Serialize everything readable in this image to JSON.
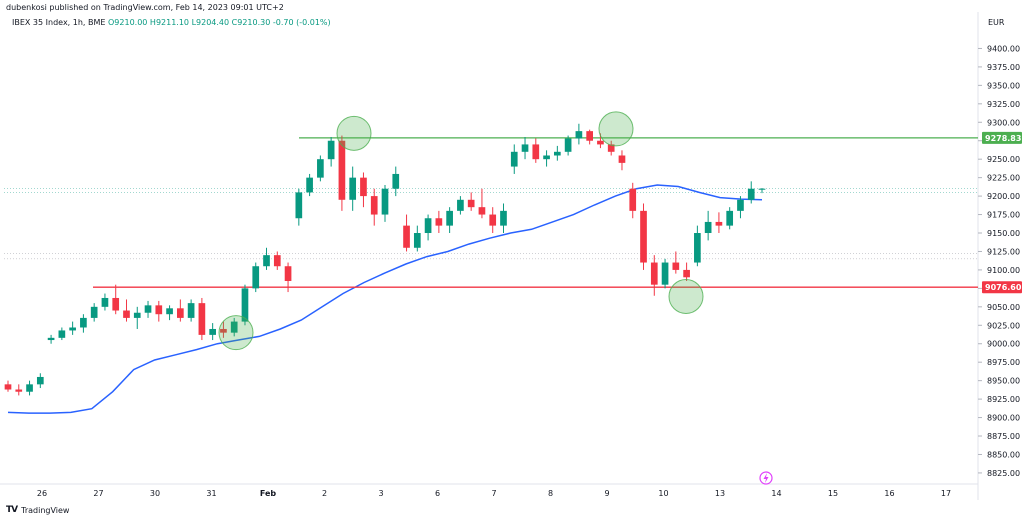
{
  "header": {
    "publisher": "dubenkosi published on TradingView.com, Feb 14, 2023 09:01 UTC+2",
    "symbol": "IBEX 35 Index, 1h, BME",
    "ohlc": "O9210.00  H9211.10  L9204.40  C9210.30  -0.70 (-0.01%)"
  },
  "footer": {
    "logo_text": "TradingView"
  },
  "colors": {
    "up": "#089981",
    "down": "#f23645",
    "ma": "#2962ff",
    "support": "#f23645",
    "resistance": "#4caf50",
    "circle": "#4caf50"
  },
  "chart_data": {
    "type": "candlestick",
    "currency": "EUR",
    "ylim": [
      8810,
      9425
    ],
    "y_ticks": [
      "9400.00",
      "9375.00",
      "9350.00",
      "9325.00",
      "9300.00",
      "9275.00",
      "9250.00",
      "9225.00",
      "9200.00",
      "9175.00",
      "9150.00",
      "9125.00",
      "9100.00",
      "9075.00",
      "9050.00",
      "9025.00",
      "9000.00",
      "8975.00",
      "8950.00",
      "8925.00",
      "8900.00",
      "8875.00",
      "8850.00",
      "8825.00"
    ],
    "x_ticks": [
      "26",
      "27",
      "30",
      "31",
      "Feb",
      "2",
      "3",
      "6",
      "7",
      "8",
      "9",
      "10",
      "13",
      "14",
      "15",
      "16",
      "17"
    ],
    "resistance": {
      "value": 9278.83,
      "label": "9278.83"
    },
    "support": {
      "value": 9076.6,
      "label": "9076.60"
    },
    "ma": [
      8907,
      8906,
      8906,
      8907,
      8912,
      8935,
      8965,
      8978,
      8985,
      8992,
      9000,
      9005,
      9010,
      9020,
      9032,
      9050,
      9068,
      9083,
      9096,
      9108,
      9118,
      9125,
      9135,
      9143,
      9150,
      9155,
      9165,
      9175,
      9188,
      9200,
      9210,
      9215,
      9213,
      9205,
      9198,
      9196,
      9195
    ],
    "candles": [
      [
        8945,
        8950,
        8935,
        8938
      ],
      [
        8938,
        8945,
        8930,
        8935
      ],
      [
        8935,
        8950,
        8930,
        8945
      ],
      [
        8945,
        8960,
        8940,
        8955
      ],
      [
        9005,
        9012,
        9000,
        9008
      ],
      [
        9008,
        9022,
        9005,
        9018
      ],
      [
        9018,
        9030,
        9012,
        9022
      ],
      [
        9022,
        9040,
        9015,
        9035
      ],
      [
        9035,
        9055,
        9030,
        9050
      ],
      [
        9050,
        9068,
        9045,
        9062
      ],
      [
        9062,
        9080,
        9040,
        9045
      ],
      [
        9045,
        9060,
        9030,
        9035
      ],
      [
        9035,
        9050,
        9020,
        9042
      ],
      [
        9042,
        9058,
        9035,
        9052
      ],
      [
        9052,
        9058,
        9030,
        9040
      ],
      [
        9040,
        9052,
        9032,
        9048
      ],
      [
        9048,
        9060,
        9030,
        9035
      ],
      [
        9035,
        9060,
        9030,
        9055
      ],
      [
        9055,
        9062,
        9005,
        9012
      ],
      [
        9012,
        9028,
        9005,
        9020
      ],
      [
        9020,
        9030,
        9008,
        9015
      ],
      [
        9015,
        9035,
        9010,
        9030
      ],
      [
        9030,
        9080,
        9025,
        9075
      ],
      [
        9075,
        9110,
        9070,
        9105
      ],
      [
        9105,
        9130,
        9100,
        9120
      ],
      [
        9120,
        9125,
        9100,
        9105
      ],
      [
        9105,
        9110,
        9070,
        9085
      ],
      [
        9170,
        9210,
        9160,
        9205
      ],
      [
        9205,
        9230,
        9200,
        9225
      ],
      [
        9225,
        9255,
        9220,
        9250
      ],
      [
        9250,
        9280,
        9240,
        9275
      ],
      [
        9275,
        9282,
        9180,
        9195
      ],
      [
        9195,
        9240,
        9180,
        9225
      ],
      [
        9225,
        9232,
        9185,
        9200
      ],
      [
        9200,
        9210,
        9160,
        9175
      ],
      [
        9175,
        9215,
        9165,
        9210
      ],
      [
        9210,
        9240,
        9200,
        9230
      ],
      [
        9160,
        9175,
        9125,
        9130
      ],
      [
        9130,
        9160,
        9125,
        9150
      ],
      [
        9150,
        9175,
        9140,
        9170
      ],
      [
        9170,
        9180,
        9150,
        9160
      ],
      [
        9160,
        9185,
        9150,
        9180
      ],
      [
        9180,
        9200,
        9175,
        9195
      ],
      [
        9195,
        9205,
        9180,
        9185
      ],
      [
        9185,
        9210,
        9170,
        9175
      ],
      [
        9175,
        9185,
        9150,
        9160
      ],
      [
        9160,
        9190,
        9150,
        9180
      ],
      [
        9240,
        9270,
        9230,
        9260
      ],
      [
        9260,
        9280,
        9250,
        9270
      ],
      [
        9270,
        9278,
        9245,
        9250
      ],
      [
        9250,
        9262,
        9240,
        9255
      ],
      [
        9255,
        9268,
        9248,
        9260
      ],
      [
        9260,
        9282,
        9255,
        9278
      ],
      [
        9278,
        9298,
        9270,
        9288
      ],
      [
        9288,
        9290,
        9270,
        9275
      ],
      [
        9275,
        9285,
        9265,
        9270
      ],
      [
        9270,
        9275,
        9255,
        9260
      ],
      [
        9255,
        9262,
        9235,
        9245
      ],
      [
        9210,
        9218,
        9170,
        9180
      ],
      [
        9180,
        9190,
        9100,
        9110
      ],
      [
        9110,
        9120,
        9065,
        9080
      ],
      [
        9080,
        9115,
        9075,
        9110
      ],
      [
        9110,
        9125,
        9095,
        9100
      ],
      [
        9100,
        9110,
        9085,
        9090
      ],
      [
        9110,
        9160,
        9105,
        9150
      ],
      [
        9150,
        9180,
        9140,
        9165
      ],
      [
        9165,
        9178,
        9150,
        9160
      ],
      [
        9160,
        9185,
        9155,
        9180
      ],
      [
        9180,
        9200,
        9170,
        9195
      ],
      [
        9195,
        9220,
        9190,
        9210
      ],
      [
        9210,
        9211,
        9204,
        9210
      ]
    ]
  }
}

________________

◆ **STATED PROBLEM**:
Repeat the records word for word. Any picture in them should be left out.

◆ **TASK ANSWER**:
Serialize everything readable in this image to JSON.
{
  "header": {
    "publisher": "dubenkosi published on TradingView.com, Feb 14, 2023 09:01 UTC+2",
    "symbol": "IBEX 35 Index, 1h, BME",
    "ohlc": "O9210.00  H9211.10  L9204.40  C9210.30  -0.70 (-0.01%)"
  },
  "footer": {
    "logo_text": "TradingView"
  },
  "colors": {
    "up": "#089981",
    "down": "#f23645",
    "ma": "#2962ff",
    "support": "#f23645",
    "resistance": "#4caf50",
    "circle": "#4caf50"
  },
  "chart_data": {
    "type": "candlestick",
    "currency": "EUR",
    "ylim": [
      8810,
      9425
    ],
    "y_ticks": [
      "9400.00",
      "9375.00",
      "9350.00",
      "9325.00",
      "9300.00",
      "9275.00",
      "9250.00",
      "9225.00",
      "9200.00",
      "9175.00",
      "9150.00",
      "9125.00",
      "9100.00",
      "9075.00",
      "9050.00",
      "9025.00",
      "9000.00",
      "8975.00",
      "8950.00",
      "8925.00",
      "8900.00",
      "8875.00",
      "8850.00",
      "8825.00"
    ],
    "x_ticks": [
      "26",
      "27",
      "30",
      "31",
      "Feb",
      "2",
      "3",
      "6",
      "7",
      "8",
      "9",
      "10",
      "13",
      "14",
      "15",
      "16",
      "17"
    ],
    "resistance": {
      "value": 9278.83,
      "label": "9278.83"
    },
    "support": {
      "value": 9076.6,
      "label": "9076.60"
    },
    "ma": [
      8907,
      8906,
      8906,
      8907,
      8912,
      8935,
      8965,
      8978,
      8985,
      8992,
      9000,
      9005,
      9010,
      9020,
      9032,
      9050,
      9068,
      9083,
      9096,
      9108,
      9118,
      9125,
      9135,
      9143,
      9150,
      9155,
      9165,
      9175,
      9188,
      9200,
      9210,
      9215,
      9213,
      9205,
      9198,
      9196,
      9195
    ],
    "candles": [
      [
        8945,
        8950,
        8935,
        8938
      ],
      [
        8938,
        8945,
        8930,
        8935
      ],
      [
        8935,
        8950,
        8930,
        8945
      ],
      [
        8945,
        8960,
        8940,
        8955
      ],
      [
        9005,
        9012,
        9000,
        9008
      ],
      [
        9008,
        9022,
        9005,
        9018
      ],
      [
        9018,
        9030,
        9012,
        9022
      ],
      [
        9022,
        9040,
        9015,
        9035
      ],
      [
        9035,
        9055,
        9030,
        9050
      ],
      [
        9050,
        9068,
        9045,
        9062
      ],
      [
        9062,
        9080,
        9040,
        9045
      ],
      [
        9045,
        9060,
        9030,
        9035
      ],
      [
        9035,
        9050,
        9020,
        9042
      ],
      [
        9042,
        9058,
        9035,
        9052
      ],
      [
        9052,
        9058,
        9030,
        9040
      ],
      [
        9040,
        9052,
        9032,
        9048
      ],
      [
        9048,
        9060,
        9030,
        9035
      ],
      [
        9035,
        9060,
        9030,
        9055
      ],
      [
        9055,
        9062,
        9005,
        9012
      ],
      [
        9012,
        9028,
        9005,
        9020
      ],
      [
        9020,
        9030,
        9008,
        9015
      ],
      [
        9015,
        9035,
        9010,
        9030
      ],
      [
        9030,
        9080,
        9025,
        9075
      ],
      [
        9075,
        9110,
        9070,
        9105
      ],
      [
        9105,
        9130,
        9100,
        9120
      ],
      [
        9120,
        9125,
        9100,
        9105
      ],
      [
        9105,
        9110,
        9070,
        9085
      ],
      [
        9170,
        9210,
        9160,
        9205
      ],
      [
        9205,
        9230,
        9200,
        9225
      ],
      [
        9225,
        9255,
        9220,
        9250
      ],
      [
        9250,
        9280,
        9240,
        9275
      ],
      [
        9275,
        9282,
        9180,
        9195
      ],
      [
        9195,
        9240,
        9180,
        9225
      ],
      [
        9225,
        9232,
        9185,
        9200
      ],
      [
        9200,
        9210,
        9160,
        9175
      ],
      [
        9175,
        9215,
        9165,
        9210
      ],
      [
        9210,
        9240,
        9200,
        9230
      ],
      [
        9160,
        9175,
        9125,
        9130
      ],
      [
        9130,
        9160,
        9125,
        9150
      ],
      [
        9150,
        9175,
        9140,
        9170
      ],
      [
        9170,
        9180,
        9150,
        9160
      ],
      [
        9160,
        9185,
        9150,
        9180
      ],
      [
        9180,
        9200,
        9175,
        9195
      ],
      [
        9195,
        9205,
        9180,
        9185
      ],
      [
        9185,
        9210,
        9170,
        9175
      ],
      [
        9175,
        9185,
        9150,
        9160
      ],
      [
        9160,
        9190,
        9150,
        9180
      ],
      [
        9240,
        9270,
        9230,
        9260
      ],
      [
        9260,
        9280,
        9250,
        9270
      ],
      [
        9270,
        9278,
        9245,
        9250
      ],
      [
        9250,
        9262,
        9240,
        9255
      ],
      [
        9255,
        9268,
        9248,
        9260
      ],
      [
        9260,
        9282,
        9255,
        9278
      ],
      [
        9278,
        9298,
        9270,
        9288
      ],
      [
        9288,
        9290,
        9270,
        9275
      ],
      [
        9275,
        9285,
        9265,
        9270
      ],
      [
        9270,
        9275,
        9255,
        9260
      ],
      [
        9255,
        9262,
        9235,
        9245
      ],
      [
        9210,
        9218,
        9170,
        9180
      ],
      [
        9180,
        9190,
        9100,
        9110
      ],
      [
        9110,
        9120,
        9065,
        9080
      ],
      [
        9080,
        9115,
        9075,
        9110
      ],
      [
        9110,
        9125,
        9095,
        9100
      ],
      [
        9100,
        9110,
        9085,
        9090
      ],
      [
        9110,
        9160,
        9105,
        9150
      ],
      [
        9150,
        9180,
        9140,
        9165
      ],
      [
        9165,
        9178,
        9150,
        9160
      ],
      [
        9160,
        9185,
        9155,
        9180
      ],
      [
        9180,
        9200,
        9170,
        9195
      ],
      [
        9195,
        9220,
        9190,
        9210
      ],
      [
        9210,
        9211,
        9204,
        9210
      ]
    ]
  }
}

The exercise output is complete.